Exercise brief: Look through the records below and collect all lines that hold the string "Races".

:: Input rows ::

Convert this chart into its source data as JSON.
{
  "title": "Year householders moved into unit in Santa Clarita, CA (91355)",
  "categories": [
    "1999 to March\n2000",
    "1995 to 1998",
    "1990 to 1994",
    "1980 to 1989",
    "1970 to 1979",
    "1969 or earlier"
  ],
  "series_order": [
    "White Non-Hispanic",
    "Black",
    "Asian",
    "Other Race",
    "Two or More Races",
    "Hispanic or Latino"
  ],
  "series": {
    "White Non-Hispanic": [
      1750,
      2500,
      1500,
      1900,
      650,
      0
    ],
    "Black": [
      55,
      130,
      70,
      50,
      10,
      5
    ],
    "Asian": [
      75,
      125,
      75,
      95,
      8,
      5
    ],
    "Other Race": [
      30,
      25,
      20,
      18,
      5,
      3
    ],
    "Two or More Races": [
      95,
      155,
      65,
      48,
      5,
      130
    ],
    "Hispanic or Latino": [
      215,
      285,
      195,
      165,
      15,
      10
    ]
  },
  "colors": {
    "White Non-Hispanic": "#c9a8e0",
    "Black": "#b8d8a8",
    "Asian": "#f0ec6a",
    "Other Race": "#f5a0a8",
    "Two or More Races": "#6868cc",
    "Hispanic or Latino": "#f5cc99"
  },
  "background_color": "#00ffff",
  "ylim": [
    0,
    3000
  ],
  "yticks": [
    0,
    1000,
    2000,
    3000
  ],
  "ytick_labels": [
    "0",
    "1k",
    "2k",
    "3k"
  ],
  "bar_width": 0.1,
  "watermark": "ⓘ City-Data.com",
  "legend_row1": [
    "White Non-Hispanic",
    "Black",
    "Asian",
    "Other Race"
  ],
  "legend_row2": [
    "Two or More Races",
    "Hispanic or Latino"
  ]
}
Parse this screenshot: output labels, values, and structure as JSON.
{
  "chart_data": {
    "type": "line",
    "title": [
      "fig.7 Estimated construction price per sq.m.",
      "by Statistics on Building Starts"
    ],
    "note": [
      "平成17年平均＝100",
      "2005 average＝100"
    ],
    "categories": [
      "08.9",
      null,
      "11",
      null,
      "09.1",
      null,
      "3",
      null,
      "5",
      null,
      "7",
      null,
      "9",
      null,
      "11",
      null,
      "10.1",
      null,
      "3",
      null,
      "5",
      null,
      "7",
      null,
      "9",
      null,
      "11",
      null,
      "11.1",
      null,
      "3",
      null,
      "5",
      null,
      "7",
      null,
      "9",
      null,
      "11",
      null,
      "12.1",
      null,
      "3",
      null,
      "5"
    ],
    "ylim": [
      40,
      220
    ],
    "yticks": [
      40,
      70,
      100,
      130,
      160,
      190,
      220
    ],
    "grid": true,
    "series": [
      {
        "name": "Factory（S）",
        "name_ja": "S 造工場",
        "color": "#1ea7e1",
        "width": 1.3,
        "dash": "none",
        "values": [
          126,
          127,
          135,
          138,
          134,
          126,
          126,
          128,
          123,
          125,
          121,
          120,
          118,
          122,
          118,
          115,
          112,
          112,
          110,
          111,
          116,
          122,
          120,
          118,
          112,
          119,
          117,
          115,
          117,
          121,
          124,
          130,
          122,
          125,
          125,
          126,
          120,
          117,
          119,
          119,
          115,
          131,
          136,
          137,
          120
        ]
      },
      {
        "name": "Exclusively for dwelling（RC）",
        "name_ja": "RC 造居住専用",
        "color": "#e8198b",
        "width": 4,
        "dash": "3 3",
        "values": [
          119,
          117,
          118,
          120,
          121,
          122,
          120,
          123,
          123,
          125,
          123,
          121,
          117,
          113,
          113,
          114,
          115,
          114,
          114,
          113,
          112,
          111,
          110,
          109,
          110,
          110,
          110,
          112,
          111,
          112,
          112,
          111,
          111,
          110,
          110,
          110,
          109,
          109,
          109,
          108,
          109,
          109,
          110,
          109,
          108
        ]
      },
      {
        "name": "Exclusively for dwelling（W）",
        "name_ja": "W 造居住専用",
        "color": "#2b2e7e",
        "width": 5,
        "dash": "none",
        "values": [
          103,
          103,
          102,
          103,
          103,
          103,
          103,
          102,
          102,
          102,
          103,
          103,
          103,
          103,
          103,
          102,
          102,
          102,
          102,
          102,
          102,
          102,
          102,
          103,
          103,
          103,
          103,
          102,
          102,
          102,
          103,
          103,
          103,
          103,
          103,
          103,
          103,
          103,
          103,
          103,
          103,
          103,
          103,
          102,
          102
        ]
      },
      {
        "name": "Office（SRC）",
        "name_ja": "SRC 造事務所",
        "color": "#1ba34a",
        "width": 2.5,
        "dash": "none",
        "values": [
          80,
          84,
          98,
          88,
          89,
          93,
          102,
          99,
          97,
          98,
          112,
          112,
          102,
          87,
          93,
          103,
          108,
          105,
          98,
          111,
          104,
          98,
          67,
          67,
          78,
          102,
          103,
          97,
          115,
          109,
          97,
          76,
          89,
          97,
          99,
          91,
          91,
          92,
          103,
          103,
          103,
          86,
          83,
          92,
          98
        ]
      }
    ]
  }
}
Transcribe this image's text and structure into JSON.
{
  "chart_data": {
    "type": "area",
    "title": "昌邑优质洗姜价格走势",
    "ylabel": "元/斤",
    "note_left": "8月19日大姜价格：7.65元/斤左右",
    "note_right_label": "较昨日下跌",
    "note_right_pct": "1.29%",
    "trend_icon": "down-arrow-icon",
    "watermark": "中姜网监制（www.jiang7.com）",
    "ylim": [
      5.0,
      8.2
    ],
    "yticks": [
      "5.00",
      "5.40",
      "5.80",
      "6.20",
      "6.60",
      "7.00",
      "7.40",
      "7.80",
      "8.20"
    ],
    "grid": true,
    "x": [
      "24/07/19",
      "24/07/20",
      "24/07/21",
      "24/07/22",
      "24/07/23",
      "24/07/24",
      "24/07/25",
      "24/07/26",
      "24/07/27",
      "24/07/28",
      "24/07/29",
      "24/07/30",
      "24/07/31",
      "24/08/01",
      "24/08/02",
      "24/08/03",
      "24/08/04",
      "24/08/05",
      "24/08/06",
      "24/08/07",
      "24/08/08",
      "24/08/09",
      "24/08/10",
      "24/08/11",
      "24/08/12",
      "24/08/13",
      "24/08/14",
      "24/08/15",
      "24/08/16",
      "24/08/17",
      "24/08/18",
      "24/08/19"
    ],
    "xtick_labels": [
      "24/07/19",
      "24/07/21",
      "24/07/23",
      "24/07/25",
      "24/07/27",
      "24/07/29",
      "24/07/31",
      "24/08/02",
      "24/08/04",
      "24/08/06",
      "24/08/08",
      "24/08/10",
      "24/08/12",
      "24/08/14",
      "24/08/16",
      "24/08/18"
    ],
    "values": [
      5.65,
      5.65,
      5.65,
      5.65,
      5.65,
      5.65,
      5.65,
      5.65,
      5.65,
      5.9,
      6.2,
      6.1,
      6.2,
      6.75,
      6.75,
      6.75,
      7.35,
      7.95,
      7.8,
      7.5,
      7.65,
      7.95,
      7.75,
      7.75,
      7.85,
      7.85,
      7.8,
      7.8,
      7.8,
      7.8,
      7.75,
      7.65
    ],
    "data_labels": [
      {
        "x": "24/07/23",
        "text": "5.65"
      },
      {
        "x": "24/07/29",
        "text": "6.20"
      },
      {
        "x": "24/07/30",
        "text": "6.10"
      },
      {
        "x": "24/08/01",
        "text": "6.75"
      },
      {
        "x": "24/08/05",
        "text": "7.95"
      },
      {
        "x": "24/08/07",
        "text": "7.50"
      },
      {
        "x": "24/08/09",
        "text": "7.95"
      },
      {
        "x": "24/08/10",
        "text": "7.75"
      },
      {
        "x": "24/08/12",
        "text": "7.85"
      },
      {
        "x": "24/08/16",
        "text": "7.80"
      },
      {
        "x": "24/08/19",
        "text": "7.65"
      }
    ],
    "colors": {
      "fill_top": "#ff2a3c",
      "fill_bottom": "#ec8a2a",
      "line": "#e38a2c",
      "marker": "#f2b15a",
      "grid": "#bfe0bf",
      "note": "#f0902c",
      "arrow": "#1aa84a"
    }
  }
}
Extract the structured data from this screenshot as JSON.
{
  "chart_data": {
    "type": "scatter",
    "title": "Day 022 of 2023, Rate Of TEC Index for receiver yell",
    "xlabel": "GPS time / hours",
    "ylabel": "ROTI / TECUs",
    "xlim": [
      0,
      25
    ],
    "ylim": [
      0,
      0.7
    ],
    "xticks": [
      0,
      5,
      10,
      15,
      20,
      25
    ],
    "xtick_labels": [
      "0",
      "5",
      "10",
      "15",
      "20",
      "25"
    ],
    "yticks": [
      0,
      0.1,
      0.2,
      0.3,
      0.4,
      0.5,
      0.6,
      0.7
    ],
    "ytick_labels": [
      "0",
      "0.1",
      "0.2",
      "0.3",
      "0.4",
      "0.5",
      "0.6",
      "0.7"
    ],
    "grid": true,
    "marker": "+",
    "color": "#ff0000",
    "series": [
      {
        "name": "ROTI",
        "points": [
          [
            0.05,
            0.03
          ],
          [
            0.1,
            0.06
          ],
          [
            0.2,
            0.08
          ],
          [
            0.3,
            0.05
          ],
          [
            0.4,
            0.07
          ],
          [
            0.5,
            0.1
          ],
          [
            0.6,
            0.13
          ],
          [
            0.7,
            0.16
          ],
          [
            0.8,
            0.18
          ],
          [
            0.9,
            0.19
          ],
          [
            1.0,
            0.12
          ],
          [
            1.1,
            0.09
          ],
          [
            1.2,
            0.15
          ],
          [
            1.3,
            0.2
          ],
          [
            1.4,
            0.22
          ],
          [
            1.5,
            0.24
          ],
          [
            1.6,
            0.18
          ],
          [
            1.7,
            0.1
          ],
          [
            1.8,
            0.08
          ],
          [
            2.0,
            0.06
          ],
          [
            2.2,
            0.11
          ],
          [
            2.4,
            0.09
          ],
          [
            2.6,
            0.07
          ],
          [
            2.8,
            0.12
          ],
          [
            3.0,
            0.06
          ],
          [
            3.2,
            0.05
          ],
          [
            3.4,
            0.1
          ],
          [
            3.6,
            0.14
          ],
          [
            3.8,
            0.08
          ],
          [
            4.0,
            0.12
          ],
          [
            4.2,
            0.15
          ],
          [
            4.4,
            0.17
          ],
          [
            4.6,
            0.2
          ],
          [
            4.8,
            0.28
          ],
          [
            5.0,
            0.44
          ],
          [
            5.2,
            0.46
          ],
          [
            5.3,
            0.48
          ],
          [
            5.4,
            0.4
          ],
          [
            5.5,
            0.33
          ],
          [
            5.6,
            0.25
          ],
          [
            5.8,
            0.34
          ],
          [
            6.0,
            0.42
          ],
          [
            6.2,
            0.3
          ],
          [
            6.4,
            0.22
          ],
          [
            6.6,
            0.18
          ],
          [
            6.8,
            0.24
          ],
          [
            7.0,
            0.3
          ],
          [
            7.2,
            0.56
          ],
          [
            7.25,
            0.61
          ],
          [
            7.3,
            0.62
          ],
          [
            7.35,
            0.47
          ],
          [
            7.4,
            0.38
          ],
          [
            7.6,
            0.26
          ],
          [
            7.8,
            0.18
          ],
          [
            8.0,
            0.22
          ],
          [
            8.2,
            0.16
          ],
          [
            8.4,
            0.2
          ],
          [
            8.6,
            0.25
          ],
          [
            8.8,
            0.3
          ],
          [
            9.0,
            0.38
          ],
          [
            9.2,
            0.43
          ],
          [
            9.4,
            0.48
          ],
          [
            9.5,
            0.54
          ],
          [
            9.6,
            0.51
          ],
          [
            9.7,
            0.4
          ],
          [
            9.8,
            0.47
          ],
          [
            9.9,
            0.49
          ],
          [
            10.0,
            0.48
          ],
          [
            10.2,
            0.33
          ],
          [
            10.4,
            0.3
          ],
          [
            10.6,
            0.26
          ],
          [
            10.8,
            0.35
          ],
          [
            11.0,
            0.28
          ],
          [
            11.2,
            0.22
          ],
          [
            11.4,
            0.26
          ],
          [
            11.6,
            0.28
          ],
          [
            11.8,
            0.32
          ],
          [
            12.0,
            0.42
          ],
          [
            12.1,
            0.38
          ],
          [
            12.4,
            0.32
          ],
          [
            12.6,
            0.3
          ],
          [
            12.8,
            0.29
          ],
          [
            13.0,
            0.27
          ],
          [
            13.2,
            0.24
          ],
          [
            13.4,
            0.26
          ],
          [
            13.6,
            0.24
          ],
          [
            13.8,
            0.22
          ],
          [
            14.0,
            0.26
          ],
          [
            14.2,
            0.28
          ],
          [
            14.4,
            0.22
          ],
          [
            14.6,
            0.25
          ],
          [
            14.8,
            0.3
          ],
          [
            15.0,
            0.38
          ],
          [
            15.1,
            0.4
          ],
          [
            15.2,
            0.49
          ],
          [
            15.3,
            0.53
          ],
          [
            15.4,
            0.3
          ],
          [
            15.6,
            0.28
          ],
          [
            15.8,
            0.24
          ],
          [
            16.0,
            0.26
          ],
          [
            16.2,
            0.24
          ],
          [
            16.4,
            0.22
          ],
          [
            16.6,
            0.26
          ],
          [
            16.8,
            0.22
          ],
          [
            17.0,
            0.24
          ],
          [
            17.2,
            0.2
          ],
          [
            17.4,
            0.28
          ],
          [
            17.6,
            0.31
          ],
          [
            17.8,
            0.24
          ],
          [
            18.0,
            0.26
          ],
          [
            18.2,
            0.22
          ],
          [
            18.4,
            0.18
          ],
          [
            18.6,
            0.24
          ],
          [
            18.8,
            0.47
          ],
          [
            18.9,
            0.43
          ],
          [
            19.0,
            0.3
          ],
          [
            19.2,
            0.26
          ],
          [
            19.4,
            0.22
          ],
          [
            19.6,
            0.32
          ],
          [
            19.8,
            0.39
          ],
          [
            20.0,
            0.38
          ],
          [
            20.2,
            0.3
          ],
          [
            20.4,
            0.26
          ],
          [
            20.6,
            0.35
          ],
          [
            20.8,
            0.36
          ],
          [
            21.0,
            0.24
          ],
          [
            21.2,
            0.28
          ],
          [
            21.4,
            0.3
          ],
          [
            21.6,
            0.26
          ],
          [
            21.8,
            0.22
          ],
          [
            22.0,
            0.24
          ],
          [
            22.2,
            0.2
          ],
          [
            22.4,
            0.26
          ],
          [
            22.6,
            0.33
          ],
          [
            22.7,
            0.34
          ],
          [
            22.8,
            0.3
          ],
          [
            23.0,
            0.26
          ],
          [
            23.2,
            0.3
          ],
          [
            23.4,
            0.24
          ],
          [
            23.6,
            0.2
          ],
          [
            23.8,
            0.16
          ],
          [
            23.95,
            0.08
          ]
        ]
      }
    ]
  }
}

:::

Worked solution:
    "Two or More Races",
    "Two or More Races": [
    "Two or More Races": "#6868cc",
    "Two or More Races",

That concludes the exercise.